Provided data:

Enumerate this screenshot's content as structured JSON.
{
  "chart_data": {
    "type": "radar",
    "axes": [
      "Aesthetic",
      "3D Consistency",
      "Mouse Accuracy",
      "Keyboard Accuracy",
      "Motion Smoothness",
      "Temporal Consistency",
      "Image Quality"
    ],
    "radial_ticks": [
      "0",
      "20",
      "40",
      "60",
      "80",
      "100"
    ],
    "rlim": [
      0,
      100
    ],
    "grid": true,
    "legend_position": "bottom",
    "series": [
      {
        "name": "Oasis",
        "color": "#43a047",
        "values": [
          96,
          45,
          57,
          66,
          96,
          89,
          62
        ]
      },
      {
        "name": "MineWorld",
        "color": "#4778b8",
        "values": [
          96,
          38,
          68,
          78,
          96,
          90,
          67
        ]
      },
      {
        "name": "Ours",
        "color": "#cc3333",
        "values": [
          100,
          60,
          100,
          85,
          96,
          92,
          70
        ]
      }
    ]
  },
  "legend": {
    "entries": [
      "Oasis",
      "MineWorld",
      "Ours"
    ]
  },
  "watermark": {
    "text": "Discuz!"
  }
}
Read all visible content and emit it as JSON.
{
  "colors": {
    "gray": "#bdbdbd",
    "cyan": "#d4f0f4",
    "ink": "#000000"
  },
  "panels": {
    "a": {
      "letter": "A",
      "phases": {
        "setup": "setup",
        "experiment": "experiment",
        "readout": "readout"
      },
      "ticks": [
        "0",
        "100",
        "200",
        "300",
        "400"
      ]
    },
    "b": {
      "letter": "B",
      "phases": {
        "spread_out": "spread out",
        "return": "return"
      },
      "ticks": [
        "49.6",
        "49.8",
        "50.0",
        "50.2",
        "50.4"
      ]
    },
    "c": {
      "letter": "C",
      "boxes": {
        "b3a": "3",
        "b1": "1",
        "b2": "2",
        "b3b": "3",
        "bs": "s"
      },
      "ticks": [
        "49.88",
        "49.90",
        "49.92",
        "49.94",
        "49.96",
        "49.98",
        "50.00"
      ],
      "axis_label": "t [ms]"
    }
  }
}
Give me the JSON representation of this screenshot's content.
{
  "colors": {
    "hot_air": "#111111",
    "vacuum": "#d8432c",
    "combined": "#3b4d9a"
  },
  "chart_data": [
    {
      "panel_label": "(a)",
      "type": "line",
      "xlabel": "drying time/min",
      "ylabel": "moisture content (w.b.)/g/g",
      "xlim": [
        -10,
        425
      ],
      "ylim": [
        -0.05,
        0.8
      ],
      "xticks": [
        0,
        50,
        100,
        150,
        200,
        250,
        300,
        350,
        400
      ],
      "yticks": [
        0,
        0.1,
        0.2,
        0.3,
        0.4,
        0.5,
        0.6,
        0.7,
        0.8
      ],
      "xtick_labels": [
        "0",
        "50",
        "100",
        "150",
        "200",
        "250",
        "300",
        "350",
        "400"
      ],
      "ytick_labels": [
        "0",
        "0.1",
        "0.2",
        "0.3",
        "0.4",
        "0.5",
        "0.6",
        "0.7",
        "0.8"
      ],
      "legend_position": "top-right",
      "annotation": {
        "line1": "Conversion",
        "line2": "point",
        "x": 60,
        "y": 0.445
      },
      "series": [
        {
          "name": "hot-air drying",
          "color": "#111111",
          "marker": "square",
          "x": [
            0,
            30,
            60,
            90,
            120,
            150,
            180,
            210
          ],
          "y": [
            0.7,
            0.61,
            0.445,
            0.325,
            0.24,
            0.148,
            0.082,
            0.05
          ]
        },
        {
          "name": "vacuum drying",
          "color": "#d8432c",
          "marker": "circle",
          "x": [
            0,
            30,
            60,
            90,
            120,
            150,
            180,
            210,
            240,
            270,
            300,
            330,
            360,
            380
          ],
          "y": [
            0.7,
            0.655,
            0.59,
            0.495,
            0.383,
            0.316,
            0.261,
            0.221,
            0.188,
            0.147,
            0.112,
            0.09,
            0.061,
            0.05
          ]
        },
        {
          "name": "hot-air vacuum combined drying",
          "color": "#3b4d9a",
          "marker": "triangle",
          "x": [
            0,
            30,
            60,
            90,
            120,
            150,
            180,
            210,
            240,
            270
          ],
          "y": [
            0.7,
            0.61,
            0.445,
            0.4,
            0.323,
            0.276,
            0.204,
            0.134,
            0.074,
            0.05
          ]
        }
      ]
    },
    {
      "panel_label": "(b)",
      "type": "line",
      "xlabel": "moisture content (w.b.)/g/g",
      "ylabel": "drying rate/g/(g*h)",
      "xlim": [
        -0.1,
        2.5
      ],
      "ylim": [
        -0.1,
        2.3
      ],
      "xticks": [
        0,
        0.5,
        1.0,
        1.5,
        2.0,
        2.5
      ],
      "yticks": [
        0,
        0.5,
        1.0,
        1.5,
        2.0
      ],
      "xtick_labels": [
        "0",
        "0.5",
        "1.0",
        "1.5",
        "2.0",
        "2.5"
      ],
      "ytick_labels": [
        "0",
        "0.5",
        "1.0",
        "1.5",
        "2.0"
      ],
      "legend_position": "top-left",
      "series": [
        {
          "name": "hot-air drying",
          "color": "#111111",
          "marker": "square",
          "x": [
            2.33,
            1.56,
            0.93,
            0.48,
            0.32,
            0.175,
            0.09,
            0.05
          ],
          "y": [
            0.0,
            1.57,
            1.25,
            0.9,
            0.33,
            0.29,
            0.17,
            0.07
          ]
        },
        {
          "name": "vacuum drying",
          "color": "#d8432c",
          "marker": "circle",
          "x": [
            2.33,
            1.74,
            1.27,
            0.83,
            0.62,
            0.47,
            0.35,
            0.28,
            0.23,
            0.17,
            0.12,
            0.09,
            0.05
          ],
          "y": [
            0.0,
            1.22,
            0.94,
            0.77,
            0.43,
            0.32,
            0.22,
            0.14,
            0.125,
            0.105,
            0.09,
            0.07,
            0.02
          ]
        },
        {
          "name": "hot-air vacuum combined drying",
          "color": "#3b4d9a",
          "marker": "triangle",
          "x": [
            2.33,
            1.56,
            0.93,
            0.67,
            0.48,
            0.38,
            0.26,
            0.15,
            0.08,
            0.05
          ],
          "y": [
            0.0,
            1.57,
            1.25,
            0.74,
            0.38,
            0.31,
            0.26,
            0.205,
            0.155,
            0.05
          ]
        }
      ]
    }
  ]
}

Objective:
Quote all of the entries exactly as they appear.

Response below:
Enumerate this screenshot's content as structured JSON.
{
  "chart_data": {
    "type": "radar",
    "axes": [
      "Aesthetic",
      "3D Consistency",
      "Mouse Accuracy",
      "Keyboard Accuracy",
      "Motion Smoothness",
      "Temporal Consistency",
      "Image Quality"
    ],
    "radial_ticks": [
      "0",
      "20",
      "40",
      "60",
      "80",
      "100"
    ],
    "rlim": [
      0,
      100
    ],
    "grid": true,
    "legend_position": "bottom",
    "series": [
      {
        "name": "Oasis",
        "color": "#43a047",
        "values": [
          96,
          45,
          57,
          66,
          96,
          89,
          62
        ]
      },
      {
        "name": "MineWorld",
        "color": "#4778b8",
        "values": [
          96,
          38,
          68,
          78,
          96,
          90,
          67
        ]
      },
      {
        "name": "Ours",
        "color": "#cc3333",
        "values": [
          100,
          60,
          100,
          85,
          96,
          92,
          70
        ]
      }
    ]
  },
  "legend": {
    "entries": [
      "Oasis",
      "MineWorld",
      "Ours"
    ]
  },
  "watermark": {
    "text": "Discuz!"
  }
}
Read all visible content and emit it as JSON.
{
  "colors": {
    "gray": "#bdbdbd",
    "cyan": "#d4f0f4",
    "ink": "#000000"
  },
  "panels": {
    "a": {
      "letter": "A",
      "phases": {
        "setup": "setup",
        "experiment": "experiment",
        "readout": "readout"
      },
      "ticks": [
        "0",
        "100",
        "200",
        "300",
        "400"
      ]
    },
    "b": {
      "letter": "B",
      "phases": {
        "spread_out": "spread out",
        "return": "return"
      },
      "ticks": [
        "49.6",
        "49.8",
        "50.0",
        "50.2",
        "50.4"
      ]
    },
    "c": {
      "letter": "C",
      "boxes": {
        "b3a": "3",
        "b1": "1",
        "b2": "2",
        "b3b": "3",
        "bs": "s"
      },
      "ticks": [
        "49.88",
        "49.90",
        "49.92",
        "49.94",
        "49.96",
        "49.98",
        "50.00"
      ],
      "axis_label": "t [ms]"
    }
  }
}
Give me the JSON representation of this screenshot's content.
{
  "colors": {
    "hot_air": "#111111",
    "vacuum": "#d8432c",
    "combined": "#3b4d9a"
  },
  "chart_data": [
    {
      "panel_label": "(a)",
      "type": "line",
      "xlabel": "drying time/min",
      "ylabel": "moisture content (w.b.)/g/g",
      "xlim": [
        -10,
        425
      ],
      "ylim": [
        -0.05,
        0.8
      ],
      "xticks": [
        0,
        50,
        100,
        150,
        200,
        250,
        300,
        350,
        400
      ],
      "yticks": [
        0,
        0.1,
        0.2,
        0.3,
        0.4,
        0.5,
        0.6,
        0.7,
        0.8
      ],
      "xtick_labels": [
        "0",
        "50",
        "100",
        "150",
        "200",
        "250",
        "300",
        "350",
        "400"
      ],
      "ytick_labels": [
        "0",
        "0.1",
        "0.2",
        "0.3",
        "0.4",
        "0.5",
        "0.6",
        "0.7",
        "0.8"
      ],
      "legend_position": "top-right",
      "annotation": {
        "line1": "Conversion",
        "line2": "point",
        "x": 60,
        "y": 0.445
      },
      "series": [
        {
          "name": "hot-air drying",
          "color": "#111111",
          "marker": "square",
          "x": [
            0,
            30,
            60,
            90,
            120,
            150,
            180,
            210
          ],
          "y": [
            0.7,
            0.61,
            0.445,
            0.325,
            0.24,
            0.148,
            0.082,
            0.05
          ]
        },
        {
          "name": "vacuum drying",
          "color": "#d8432c",
          "marker": "circle",
          "x": [
            0,
            30,
            60,
            90,
            120,
            150,
            180,
            210,
            240,
            270,
            300,
            330,
            360,
            380
          ],
          "y": [
            0.7,
            0.655,
            0.59,
            0.495,
            0.383,
            0.316,
            0.261,
            0.221,
            0.188,
            0.147,
            0.112,
            0.09,
            0.061,
            0.05
          ]
        },
        {
          "name": "hot-air vacuum combined drying",
          "color": "#3b4d9a",
          "marker": "triangle",
          "x": [
            0,
            30,
            60,
            90,
            120,
            150,
            180,
            210,
            240,
            270
          ],
          "y": [
            0.7,
            0.61,
            0.445,
            0.4,
            0.323,
            0.276,
            0.204,
            0.134,
            0.074,
            0.05
          ]
        }
      ]
    },
    {
      "panel_label": "(b)",
      "type": "line",
      "xlabel": "moisture content (w.b.)/g/g",
      "ylabel": "drying rate/g/(g*h)",
      "xlim": [
        -0.1,
        2.5
      ],
      "ylim": [
        -0.1,
        2.3
      ],
      "xticks": [
        0,
        0.5,
        1.0,
        1.5,
        2.0,
        2.5
      ],
      "yticks": [
        0,
        0.5,
        1.0,
        1.5,
        2.0
      ],
      "xtick_labels": [
        "0",
        "0.5",
        "1.0",
        "1.5",
        "2.0",
        "2.5"
      ],
      "ytick_labels": [
        "0",
        "0.5",
        "1.0",
        "1.5",
        "2.0"
      ],
      "legend_position": "top-left",
      "series": [
        {
          "name": "hot-air drying",
          "color": "#111111",
          "marker": "square",
          "x": [
            2.33,
            1.56,
            0.93,
            0.48,
            0.32,
            0.175,
            0.09,
            0.05
          ],
          "y": [
            0.0,
            1.57,
            1.25,
            0.9,
            0.33,
            0.29,
            0.17,
            0.07
          ]
        },
        {
          "name": "vacuum drying",
          "color": "#d8432c",
          "marker": "circle",
          "x": [
            2.33,
            1.74,
            1.27,
            0.83,
            0.62,
            0.47,
            0.35,
            0.28,
            0.23,
            0.17,
            0.12,
            0.09,
            0.05
          ],
          "y": [
            0.0,
            1.22,
            0.94,
            0.77,
            0.43,
            0.32,
            0.22,
            0.14,
            0.125,
            0.105,
            0.09,
            0.07,
            0.02
          ]
        },
        {
          "name": "hot-air vacuum combined drying",
          "color": "#3b4d9a",
          "marker": "triangle",
          "x": [
            2.33,
            1.56,
            0.93,
            0.67,
            0.48,
            0.38,
            0.26,
            0.15,
            0.08,
            0.05
          ],
          "y": [
            0.0,
            1.57,
            1.25,
            0.74,
            0.38,
            0.31,
            0.26,
            0.205,
            0.155,
            0.05
          ]
        }
      ]
    }
  ]
}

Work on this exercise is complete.